**Given records**
>> START

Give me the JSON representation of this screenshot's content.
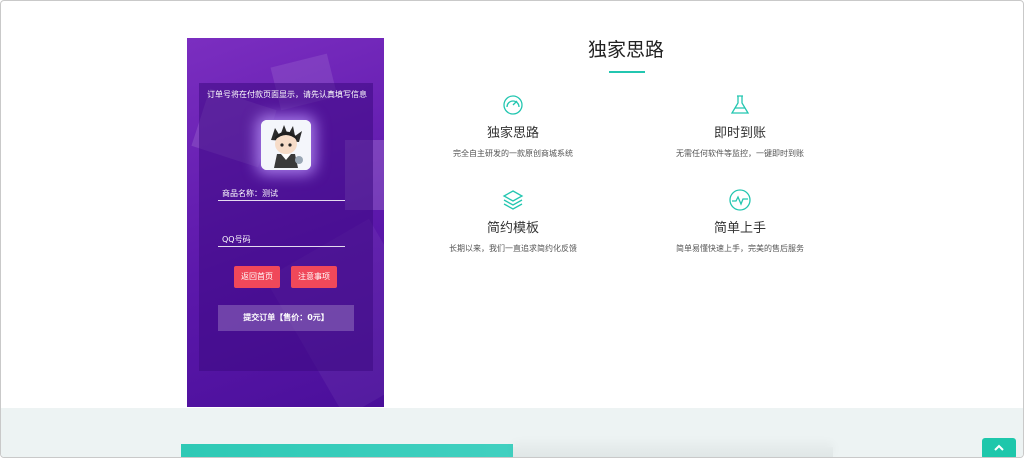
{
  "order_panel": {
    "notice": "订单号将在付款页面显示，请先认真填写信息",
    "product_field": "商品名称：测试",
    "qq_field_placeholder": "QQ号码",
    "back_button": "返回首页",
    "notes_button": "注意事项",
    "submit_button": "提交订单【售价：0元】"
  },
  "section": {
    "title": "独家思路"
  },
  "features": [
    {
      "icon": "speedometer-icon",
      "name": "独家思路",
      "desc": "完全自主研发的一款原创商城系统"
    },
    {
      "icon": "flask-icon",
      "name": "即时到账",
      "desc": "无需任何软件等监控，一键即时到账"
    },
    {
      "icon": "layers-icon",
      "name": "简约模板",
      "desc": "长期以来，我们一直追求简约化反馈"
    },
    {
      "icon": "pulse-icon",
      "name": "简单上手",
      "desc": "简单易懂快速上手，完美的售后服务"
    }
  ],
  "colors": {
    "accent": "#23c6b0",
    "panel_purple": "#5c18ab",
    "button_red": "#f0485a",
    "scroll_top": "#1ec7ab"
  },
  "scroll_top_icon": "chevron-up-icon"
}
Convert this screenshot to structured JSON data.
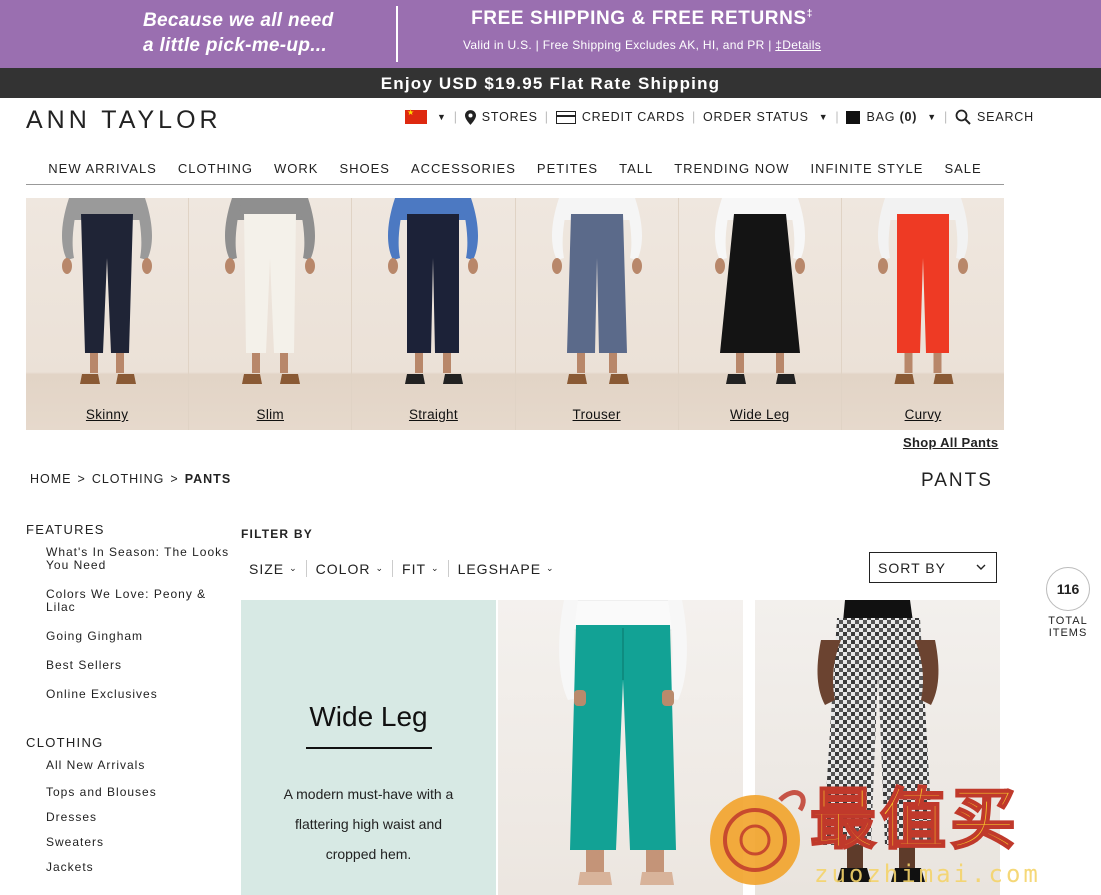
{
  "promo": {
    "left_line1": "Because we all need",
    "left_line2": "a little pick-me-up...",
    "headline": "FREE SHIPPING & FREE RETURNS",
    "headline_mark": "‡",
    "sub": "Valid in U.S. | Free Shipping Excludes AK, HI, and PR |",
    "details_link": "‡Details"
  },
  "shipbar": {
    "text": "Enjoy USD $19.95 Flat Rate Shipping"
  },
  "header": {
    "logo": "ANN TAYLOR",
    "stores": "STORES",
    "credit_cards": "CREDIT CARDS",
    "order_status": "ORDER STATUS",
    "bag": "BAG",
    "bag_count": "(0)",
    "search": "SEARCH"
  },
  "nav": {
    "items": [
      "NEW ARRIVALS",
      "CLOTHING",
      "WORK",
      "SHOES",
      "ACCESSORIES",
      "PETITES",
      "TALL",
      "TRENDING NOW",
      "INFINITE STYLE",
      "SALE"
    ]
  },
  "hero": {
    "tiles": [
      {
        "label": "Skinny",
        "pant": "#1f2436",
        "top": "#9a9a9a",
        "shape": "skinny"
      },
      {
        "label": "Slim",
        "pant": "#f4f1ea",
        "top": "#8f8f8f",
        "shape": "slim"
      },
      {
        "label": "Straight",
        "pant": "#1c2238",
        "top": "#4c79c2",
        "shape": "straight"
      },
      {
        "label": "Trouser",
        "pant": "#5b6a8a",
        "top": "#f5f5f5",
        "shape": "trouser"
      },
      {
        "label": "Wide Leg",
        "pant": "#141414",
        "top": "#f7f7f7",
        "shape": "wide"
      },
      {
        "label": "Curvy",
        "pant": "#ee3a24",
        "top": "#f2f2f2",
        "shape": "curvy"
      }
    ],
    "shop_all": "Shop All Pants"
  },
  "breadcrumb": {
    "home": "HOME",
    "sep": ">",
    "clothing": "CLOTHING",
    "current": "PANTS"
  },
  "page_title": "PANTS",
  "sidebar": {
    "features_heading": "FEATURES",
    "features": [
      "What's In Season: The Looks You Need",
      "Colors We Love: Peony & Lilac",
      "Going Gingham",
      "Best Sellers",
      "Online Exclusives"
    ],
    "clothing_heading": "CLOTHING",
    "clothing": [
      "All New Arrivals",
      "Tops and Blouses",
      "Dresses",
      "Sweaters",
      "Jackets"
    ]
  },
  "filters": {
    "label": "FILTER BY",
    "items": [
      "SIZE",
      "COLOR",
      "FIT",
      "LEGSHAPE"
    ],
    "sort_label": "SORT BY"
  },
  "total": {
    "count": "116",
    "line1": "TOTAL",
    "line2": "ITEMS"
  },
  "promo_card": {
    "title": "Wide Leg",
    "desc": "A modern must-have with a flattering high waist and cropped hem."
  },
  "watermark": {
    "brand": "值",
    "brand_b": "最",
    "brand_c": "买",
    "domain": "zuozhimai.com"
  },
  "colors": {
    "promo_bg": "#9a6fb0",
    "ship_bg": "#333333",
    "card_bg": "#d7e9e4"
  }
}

>> END
>> START

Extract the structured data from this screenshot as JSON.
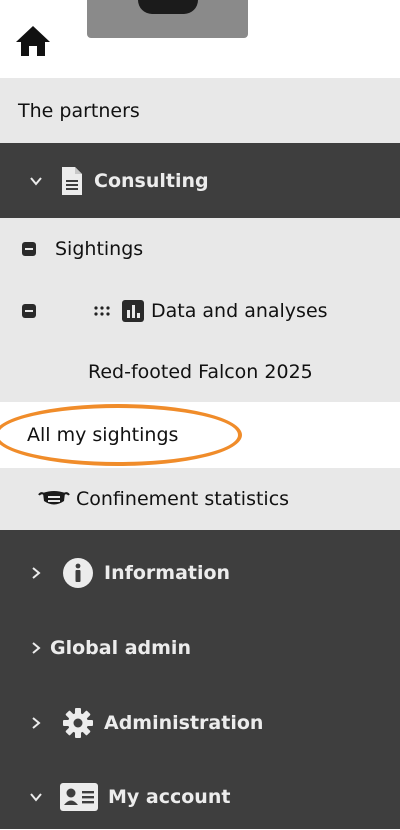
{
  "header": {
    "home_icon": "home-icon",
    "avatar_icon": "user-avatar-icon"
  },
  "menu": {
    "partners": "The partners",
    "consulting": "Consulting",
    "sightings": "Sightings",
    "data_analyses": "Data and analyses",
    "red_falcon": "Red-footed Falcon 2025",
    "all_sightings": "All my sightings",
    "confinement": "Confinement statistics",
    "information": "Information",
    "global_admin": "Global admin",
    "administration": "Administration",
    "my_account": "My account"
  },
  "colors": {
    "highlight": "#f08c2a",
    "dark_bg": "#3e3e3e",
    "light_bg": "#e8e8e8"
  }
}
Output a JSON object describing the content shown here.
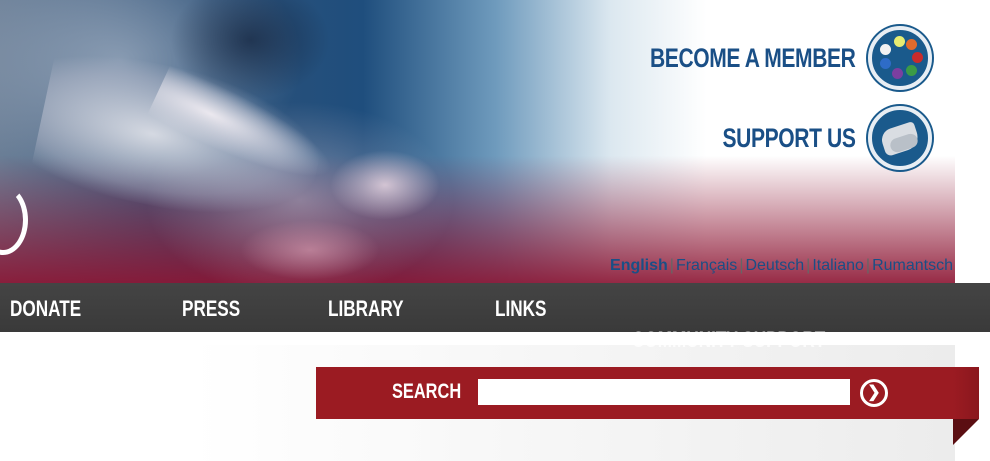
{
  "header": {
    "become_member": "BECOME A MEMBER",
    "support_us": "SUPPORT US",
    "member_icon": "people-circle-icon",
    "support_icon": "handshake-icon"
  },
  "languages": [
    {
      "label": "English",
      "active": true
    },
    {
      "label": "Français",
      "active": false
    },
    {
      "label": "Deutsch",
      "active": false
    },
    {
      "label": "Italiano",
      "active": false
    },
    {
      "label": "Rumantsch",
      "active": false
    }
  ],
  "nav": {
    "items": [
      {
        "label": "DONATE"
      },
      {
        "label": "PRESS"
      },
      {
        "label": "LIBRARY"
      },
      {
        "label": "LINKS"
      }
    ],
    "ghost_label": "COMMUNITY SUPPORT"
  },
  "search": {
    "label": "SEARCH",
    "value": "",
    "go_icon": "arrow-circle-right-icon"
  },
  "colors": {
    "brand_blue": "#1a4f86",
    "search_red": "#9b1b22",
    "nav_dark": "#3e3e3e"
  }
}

>> END

**Task to carry out**
Copy out every line where the word "screenshot" occurs.

**Written answer**
Give me the JSON representation of this screenshot's content.
Convert this screenshot to structured JSON data.
Extract the structured data from this screenshot as JSON.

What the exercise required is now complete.